### Directions for this task
Counting only lines that hold "JSON", give the total and nothing more.

[Records from a collection of figures]
_ _ _ _
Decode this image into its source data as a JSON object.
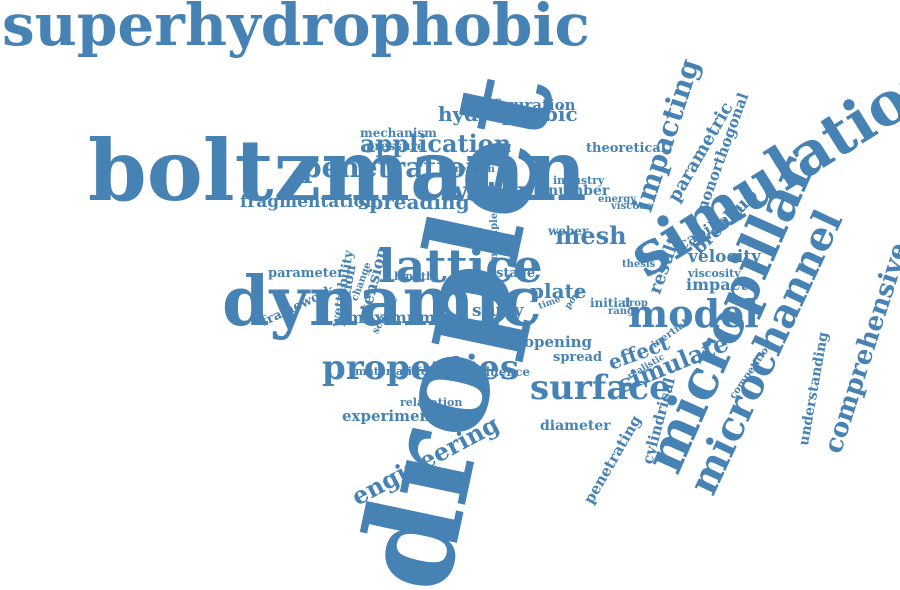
{
  "palette": {
    "word_color": "#4682b4",
    "background": "#ffffff"
  },
  "words": [
    "superhydrophobic",
    "droplet",
    "boltzmann",
    "dynamic",
    "lattice",
    "simulation",
    "micropillar",
    "microchannel",
    "comprehensive",
    "properties",
    "surface",
    "model",
    "penetration",
    "water",
    "engineering",
    "application",
    "mesh",
    "hydrophobic",
    "configuration",
    "impacting",
    "simulate",
    "spreading",
    "fragmentation",
    "breakup",
    "parametric",
    "nonorthogonal",
    "theoretical",
    "mechanism",
    "pressure",
    "direction",
    "industry",
    "number",
    "energy",
    "viscous",
    "multiple",
    "weber",
    "capillary",
    "velocity",
    "result",
    "impact",
    "viscosity",
    "thesis",
    "parameter",
    "length",
    "stage",
    "framework",
    "wettability",
    "fraction",
    "change",
    "tension",
    "science",
    "plate",
    "time",
    "pore",
    "drop",
    "initial",
    "maximum",
    "study",
    "range",
    "opening",
    "spread",
    "effect",
    "inertial",
    "competition",
    "understanding",
    "realistic",
    "material",
    "different",
    "influence",
    "relaxation",
    "experimental",
    "diameter",
    "penetrating",
    "cylindrical"
  ]
}
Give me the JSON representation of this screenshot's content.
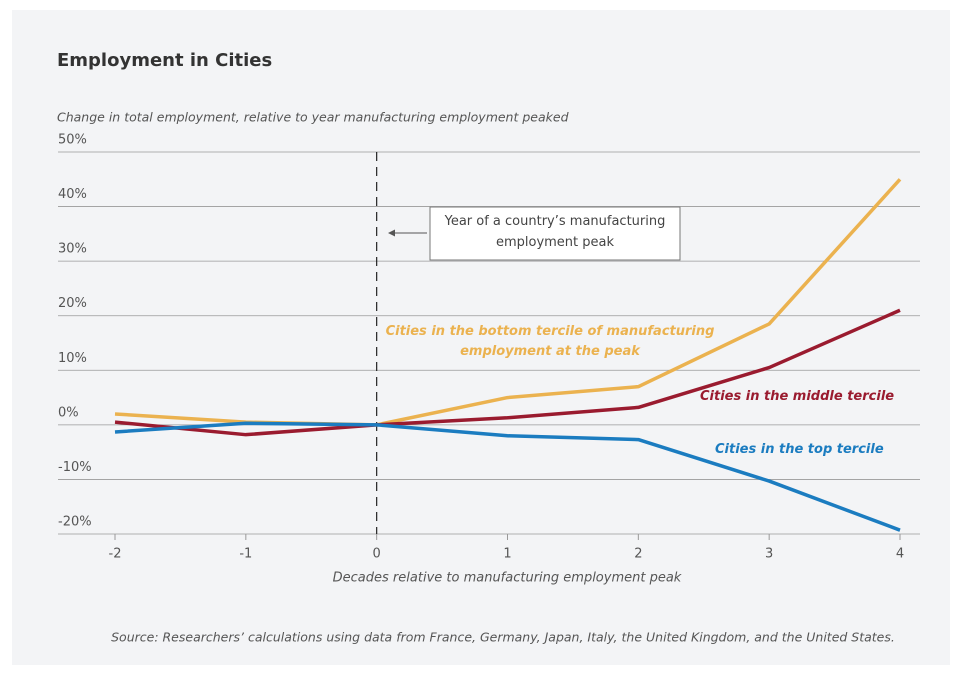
{
  "chart_data": {
    "type": "line",
    "title": "Employment in Cities",
    "y_label": "Change in total employment, relative to year manufacturing employment peaked",
    "x_label": "Decades relative to manufacturing employment peak",
    "source": "Source: Researchers’ calculations using data from France, Germany, Japan, Italy, the United Kingdom, and the United States.",
    "annotation": "Year of a country’s manufacturing employment peak",
    "vline": 0,
    "x": [
      -2,
      -1,
      0,
      1,
      2,
      3,
      4
    ],
    "xlim": [
      -2,
      4
    ],
    "xticks": [
      -2,
      -1,
      0,
      1,
      2,
      3,
      4
    ],
    "ylim": [
      -20,
      50
    ],
    "yticks": [
      {
        "value": 50,
        "label": "50%"
      },
      {
        "value": 40,
        "label": "40%"
      },
      {
        "value": 30,
        "label": "30%"
      },
      {
        "value": 20,
        "label": "20%"
      },
      {
        "value": 10,
        "label": "10%"
      },
      {
        "value": 0,
        "label": "0%"
      },
      {
        "value": -10,
        "label": "-10%"
      },
      {
        "value": -20,
        "label": "-20%"
      }
    ],
    "grid": true,
    "series": [
      {
        "name": "Cities in the bottom tercile of manufacturing employment at the peak",
        "color": "#ebb24f",
        "values": [
          2,
          0.5,
          0,
          5,
          7,
          18.5,
          45
        ]
      },
      {
        "name": "Cities in the middle tercile",
        "color": "#9a1b2f",
        "values": [
          0.5,
          -1.8,
          0,
          1.3,
          3.2,
          10.5,
          21
        ]
      },
      {
        "name": "Cities in the top tercile",
        "color": "#1b7cc0",
        "values": [
          -1.3,
          0.3,
          0,
          -2,
          -2.7,
          -10.3,
          -19.3
        ]
      }
    ]
  }
}
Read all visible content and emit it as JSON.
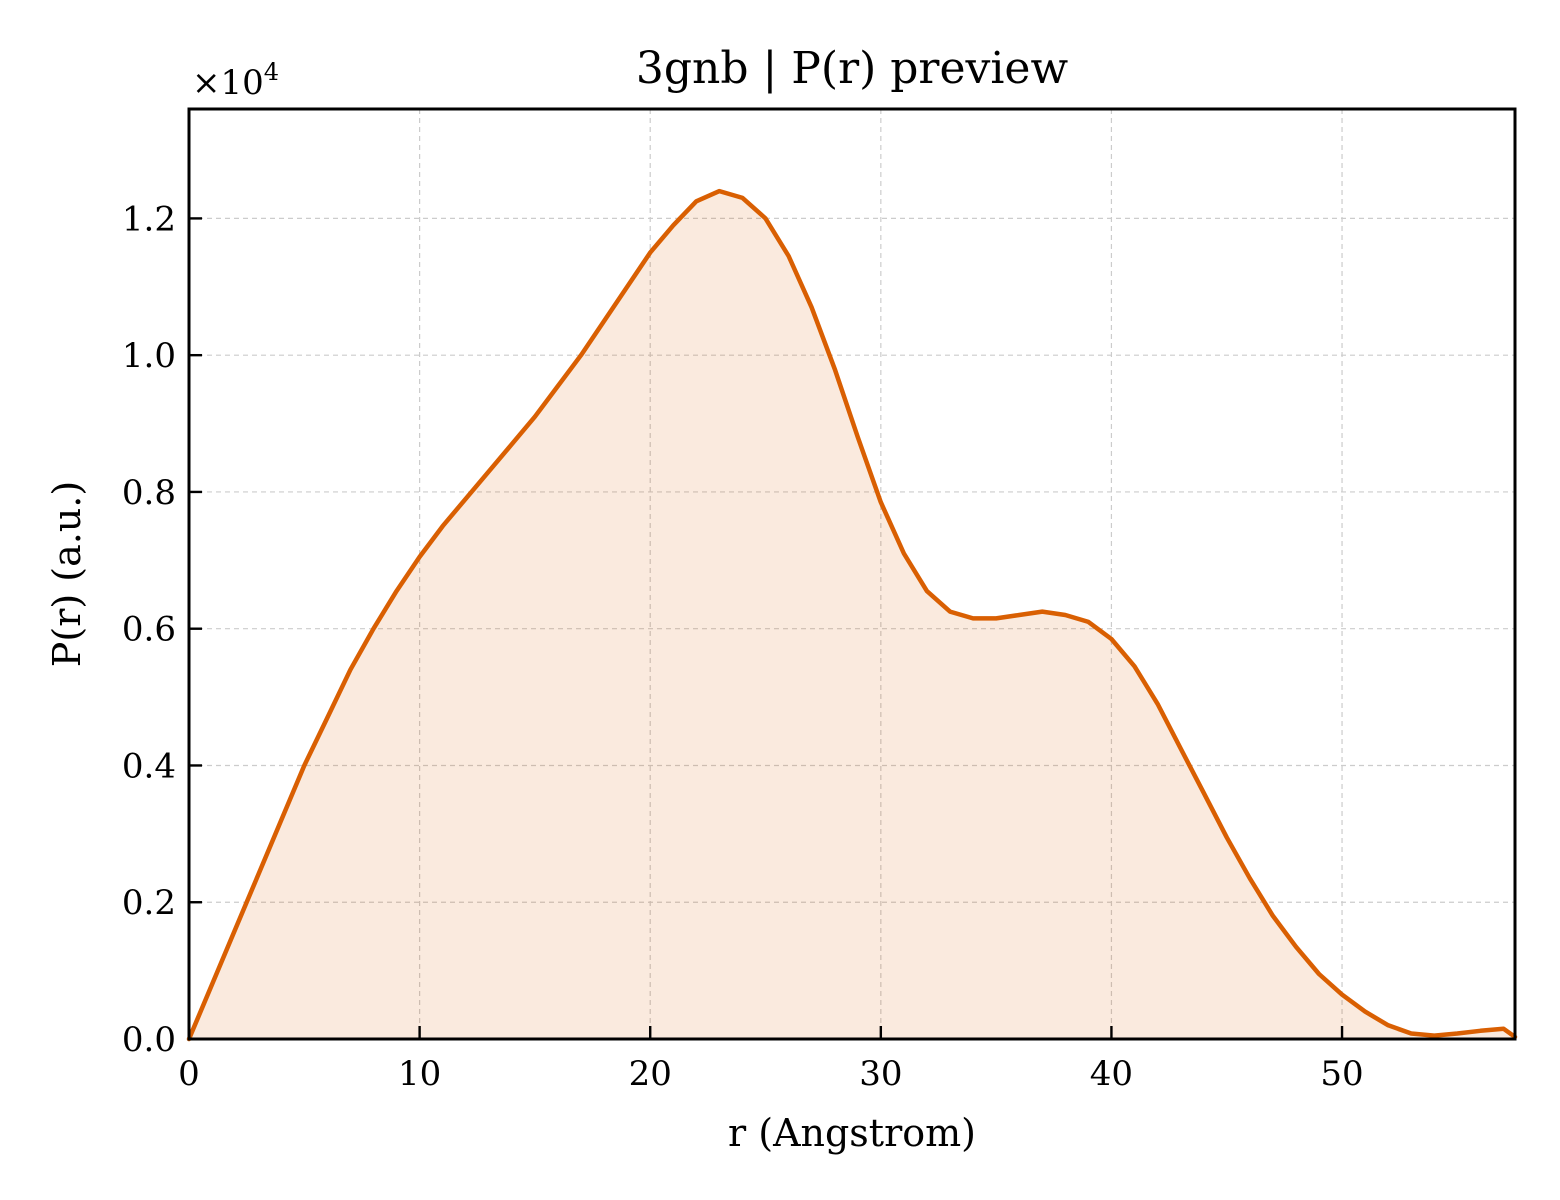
{
  "chart_data": {
    "type": "area",
    "title": "3gnb | P(r) preview",
    "xlabel": "r (Angstrom)",
    "ylabel": "P(r) (a.u.)",
    "y_offset_label": {
      "base": "×10",
      "exponent": "4"
    },
    "xlim": [
      0,
      57.5
    ],
    "ylim": [
      0,
      1.36
    ],
    "x_ticks": [
      0,
      10,
      20,
      30,
      40,
      50
    ],
    "x_tick_labels": [
      "0",
      "10",
      "20",
      "30",
      "40",
      "50"
    ],
    "y_ticks": [
      0,
      0.2,
      0.4,
      0.6,
      0.8,
      1.0,
      1.2
    ],
    "y_tick_labels": [
      "0.0",
      "0.2",
      "0.4",
      "0.6",
      "0.8",
      "1.0",
      "1.2"
    ],
    "grid": true,
    "line_color": "#d95f02",
    "fill_color": "#d95f02",
    "fill_opacity": 0.13,
    "x": [
      0,
      1,
      2,
      3,
      4,
      5,
      6,
      7,
      8,
      9,
      10,
      11,
      12,
      13,
      14,
      15,
      16,
      17,
      18,
      19,
      20,
      21,
      22,
      23,
      24,
      25,
      26,
      27,
      28,
      29,
      30,
      31,
      32,
      33,
      34,
      35,
      36,
      37,
      38,
      39,
      40,
      41,
      42,
      43,
      44,
      45,
      46,
      47,
      48,
      49,
      50,
      51,
      52,
      53,
      54,
      55,
      56,
      57,
      57.5
    ],
    "y": [
      0.0,
      0.08,
      0.16,
      0.24,
      0.32,
      0.4,
      0.47,
      0.54,
      0.6,
      0.655,
      0.705,
      0.75,
      0.79,
      0.83,
      0.87,
      0.91,
      0.955,
      1.0,
      1.05,
      1.1,
      1.15,
      1.19,
      1.225,
      1.24,
      1.23,
      1.2,
      1.145,
      1.07,
      0.98,
      0.88,
      0.785,
      0.71,
      0.655,
      0.625,
      0.615,
      0.615,
      0.62,
      0.625,
      0.62,
      0.61,
      0.585,
      0.545,
      0.49,
      0.425,
      0.36,
      0.295,
      0.235,
      0.18,
      0.135,
      0.095,
      0.065,
      0.04,
      0.02,
      0.008,
      0.005,
      0.008,
      0.012,
      0.015,
      0.003
    ]
  }
}
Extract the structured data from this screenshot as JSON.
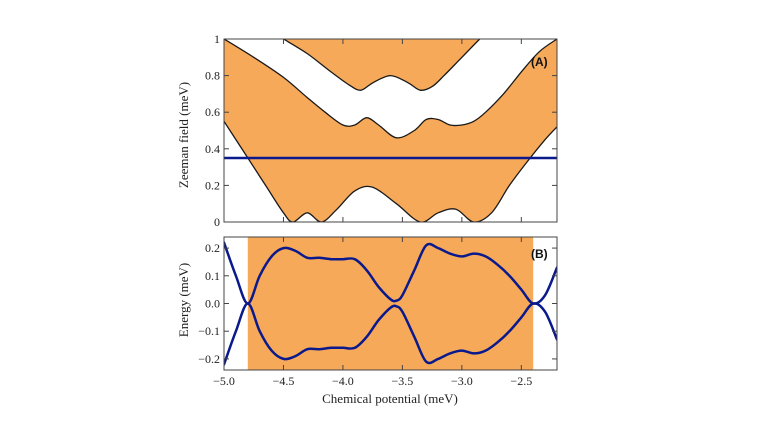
{
  "chart_data": [
    {
      "type": "area",
      "panel_label": "(A)",
      "xlabel": "",
      "ylabel": "Zeeman field (meV)",
      "xlim": [
        -5.0,
        -2.2
      ],
      "ylim": [
        0,
        1.0
      ],
      "x_ticks": [
        -5.0,
        -4.5,
        -4.0,
        -3.5,
        -3.0,
        -2.5
      ],
      "y_ticks": [
        0,
        0.2,
        0.4,
        0.6,
        0.8,
        1.0
      ],
      "y_tick_labels": [
        "0",
        "0.2",
        "0.4",
        "0.6",
        "0.8",
        "1"
      ],
      "shaded_color": "#f7a95a",
      "line_color": "#0a1a8c",
      "horizontal_line": {
        "y": 0.35
      },
      "boundaries": [
        {
          "x": [
            -5.0,
            -4.8,
            -4.65,
            -4.5,
            -4.42,
            -4.3,
            -4.18,
            -4.05,
            -3.9,
            -3.75,
            -3.55,
            -3.35,
            -3.2,
            -3.05,
            -2.9,
            -2.75,
            -2.6,
            -2.45,
            -2.3,
            -2.2
          ],
          "y": [
            0.55,
            0.35,
            0.2,
            0.05,
            0.0,
            0.05,
            0.0,
            0.07,
            0.17,
            0.19,
            0.1,
            0.0,
            0.05,
            0.07,
            0.0,
            0.05,
            0.2,
            0.33,
            0.45,
            0.52
          ]
        },
        {
          "x": [
            -5.0,
            -4.75,
            -4.5,
            -4.3,
            -4.15,
            -4.0,
            -3.9,
            -3.8,
            -3.7,
            -3.55,
            -3.4,
            -3.3,
            -3.2,
            -3.1,
            -3.0,
            -2.9,
            -2.8,
            -2.65,
            -2.5,
            -2.35,
            -2.2
          ],
          "y": [
            1.0,
            0.9,
            0.79,
            0.68,
            0.6,
            0.53,
            0.53,
            0.57,
            0.53,
            0.46,
            0.5,
            0.56,
            0.56,
            0.53,
            0.53,
            0.55,
            0.6,
            0.7,
            0.82,
            0.93,
            1.0
          ]
        },
        {
          "x": [
            -4.5,
            -4.3,
            -4.1,
            -3.95,
            -3.85,
            -3.75,
            -3.6,
            -3.45,
            -3.35,
            -3.25,
            -3.15,
            -3.0,
            -2.85
          ],
          "y": [
            1.0,
            0.92,
            0.82,
            0.75,
            0.72,
            0.76,
            0.8,
            0.76,
            0.72,
            0.74,
            0.8,
            0.9,
            1.0
          ]
        }
      ]
    },
    {
      "type": "line",
      "panel_label": "(B)",
      "xlabel": "Chemical potential (meV)",
      "ylabel": "Energy (meV)",
      "xlim": [
        -5.0,
        -2.2
      ],
      "ylim": [
        -0.24,
        0.24
      ],
      "x_ticks": [
        -5.0,
        -4.5,
        -4.0,
        -3.5,
        -3.0,
        -2.5
      ],
      "x_tick_labels": [
        "−5.0",
        "−4.5",
        "−4.0",
        "−3.5",
        "−3.0",
        "−2.5"
      ],
      "y_ticks": [
        0.2,
        0.1,
        0.0,
        -0.1,
        -0.2
      ],
      "y_tick_labels": [
        "0.2",
        "0.1",
        "0.0",
        "−0.1",
        "−0.2"
      ],
      "shaded_range": [
        -4.8,
        -2.4
      ],
      "shaded_color": "#f7a95a",
      "line_color": "#0a1a8c",
      "series": [
        {
          "x": [
            -5.0,
            -4.9,
            -4.8,
            -4.7,
            -4.6,
            -4.5,
            -4.4,
            -4.3,
            -4.2,
            -4.1,
            -4.0,
            -3.9,
            -3.8,
            -3.7,
            -3.6,
            -3.55,
            -3.5,
            -3.4,
            -3.3,
            -3.2,
            -3.1,
            -3.0,
            -2.9,
            -2.8,
            -2.7,
            -2.6,
            -2.5,
            -2.4,
            -2.3,
            -2.2
          ],
          "y": [
            0.22,
            0.1,
            0.0,
            0.1,
            0.17,
            0.2,
            0.19,
            0.165,
            0.165,
            0.16,
            0.16,
            0.16,
            0.12,
            0.06,
            0.015,
            0.01,
            0.03,
            0.12,
            0.21,
            0.2,
            0.18,
            0.17,
            0.18,
            0.17,
            0.14,
            0.1,
            0.05,
            0.0,
            0.03,
            0.13
          ]
        },
        {
          "x": [
            -5.0,
            -4.9,
            -4.8,
            -4.7,
            -4.6,
            -4.5,
            -4.4,
            -4.3,
            -4.2,
            -4.1,
            -4.0,
            -3.9,
            -3.8,
            -3.7,
            -3.6,
            -3.55,
            -3.5,
            -3.4,
            -3.3,
            -3.2,
            -3.1,
            -3.0,
            -2.9,
            -2.8,
            -2.7,
            -2.6,
            -2.5,
            -2.4,
            -2.3,
            -2.2
          ],
          "y": [
            -0.22,
            -0.1,
            0.0,
            -0.1,
            -0.17,
            -0.2,
            -0.19,
            -0.165,
            -0.165,
            -0.16,
            -0.16,
            -0.16,
            -0.12,
            -0.06,
            -0.015,
            -0.01,
            -0.03,
            -0.12,
            -0.21,
            -0.2,
            -0.18,
            -0.17,
            -0.18,
            -0.17,
            -0.14,
            -0.1,
            -0.05,
            0.0,
            -0.03,
            -0.13
          ]
        }
      ]
    }
  ]
}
_ _ _ _
### Exercise result
4